### [WHAT TO PRODUCE]
Restate all of the records below exactly. Do not carry over any image.
── INFORMATION SUPPLIED
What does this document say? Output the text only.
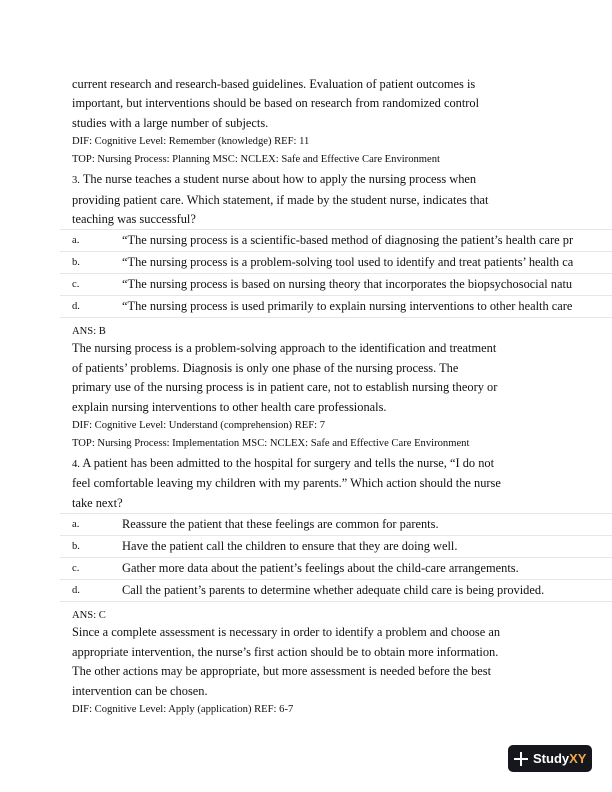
current research and research-based guidelines. Evaluation of patient outcomes is

important, but interventions should be based on research from randomized control

studies with a large number of subjects.

DIF: Cognitive Level: Remember (knowledge) REF: 11
TOP: Nursing Process: Planning MSC: NCLEX: Safe and Effective Care Environment

3. The nurse teaches a student nurse about how to apply the nursing process when

providing patient care. Which statement, if made by the student nurse, indicates that

teaching was successful?

a.	“The nursing process is a scientific-based method of diagnosing the patient’s health care pr
b.	“The nursing process is a problem-solving tool used to identify and treat patients’ health ca
c.	“The nursing process is based on nursing theory that incorporates the biopsychosocial natu
d.	“The nursing process is used primarily to explain nursing interventions to other health care
ANS: B

The nursing process is a problem-solving approach to the identification and treatment

of patients’ problems. Diagnosis is only one phase of the nursing process. The

primary use of the nursing process is in patient care, not to establish nursing theory or

explain nursing interventions to other health care professionals.

DIF: Cognitive Level: Understand (comprehension) REF: 7
TOP: Nursing Process: Implementation MSC: NCLEX: Safe and Effective Care Environment

4. A patient has been admitted to the hospital for surgery and tells the nurse, “I do not

feel comfortable leaving my children with my parents.” Which action should the nurse

take next?

a.	Reassure the patient that these feelings are common for parents.
b.	Have the patient call the children to ensure that they are doing well.
c.	Gather more data about the patient’s feelings about the child-care arrangements.
d.	Call the patient’s parents to determine whether adequate child care is being provided.
ANS: C

Since a complete assessment is necessary in order to identify a problem and choose an

appropriate intervention, the nurse’s first action should be to obtain more information.

The other actions may be appropriate, but more assessment is needed before the best

intervention can be chosen.

DIF: Cognitive Level: Apply (application) REF: 6-7
Study XY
────
### [ANSWER TO THIS EXERCISE]
What does this document say? Output the text only.
current research and research-based guidelines. Evaluation of patient outcomes is

important, but interventions should be based on research from randomized control

studies with a large number of subjects.

DIF: Cognitive Level: Remember (knowledge) REF: 11
TOP: Nursing Process: Planning MSC: NCLEX: Safe and Effective Care Environment

3. The nurse teaches a student nurse about how to apply the nursing process when

providing patient care. Which statement, if made by the student nurse, indicates that

teaching was successful?

a.	“The nursing process is a scientific-based method of diagnosing the patient’s health care pr
b.	“The nursing process is a problem-solving tool used to identify and treat patients’ health ca
c.	“The nursing process is based on nursing theory that incorporates the biopsychosocial natu
d.	“The nursing process is used primarily to explain nursing interventions to other health care
ANS: B

The nursing process is a problem-solving approach to the identification and treatment

of patients’ problems. Diagnosis is only one phase of the nursing process. The

primary use of the nursing process is in patient care, not to establish nursing theory or

explain nursing interventions to other health care professionals.

DIF: Cognitive Level: Understand (comprehension) REF: 7
TOP: Nursing Process: Implementation MSC: NCLEX: Safe and Effective Care Environment

4. A patient has been admitted to the hospital for surgery and tells the nurse, “I do not

feel comfortable leaving my children with my parents.” Which action should the nurse

take next?

a.	Reassure the patient that these feelings are common for parents.
b.	Have the patient call the children to ensure that they are doing well.
c.	Gather more data about the patient’s feelings about the child-care arrangements.
d.	Call the patient’s parents to determine whether adequate child care is being provided.
ANS: C

Since a complete assessment is necessary in order to identify a problem and choose an

appropriate intervention, the nurse’s first action should be to obtain more information.

The other actions may be appropriate, but more assessment is needed before the best

intervention can be chosen.

DIF: Cognitive Level: Apply (application) REF: 6-7
Study XY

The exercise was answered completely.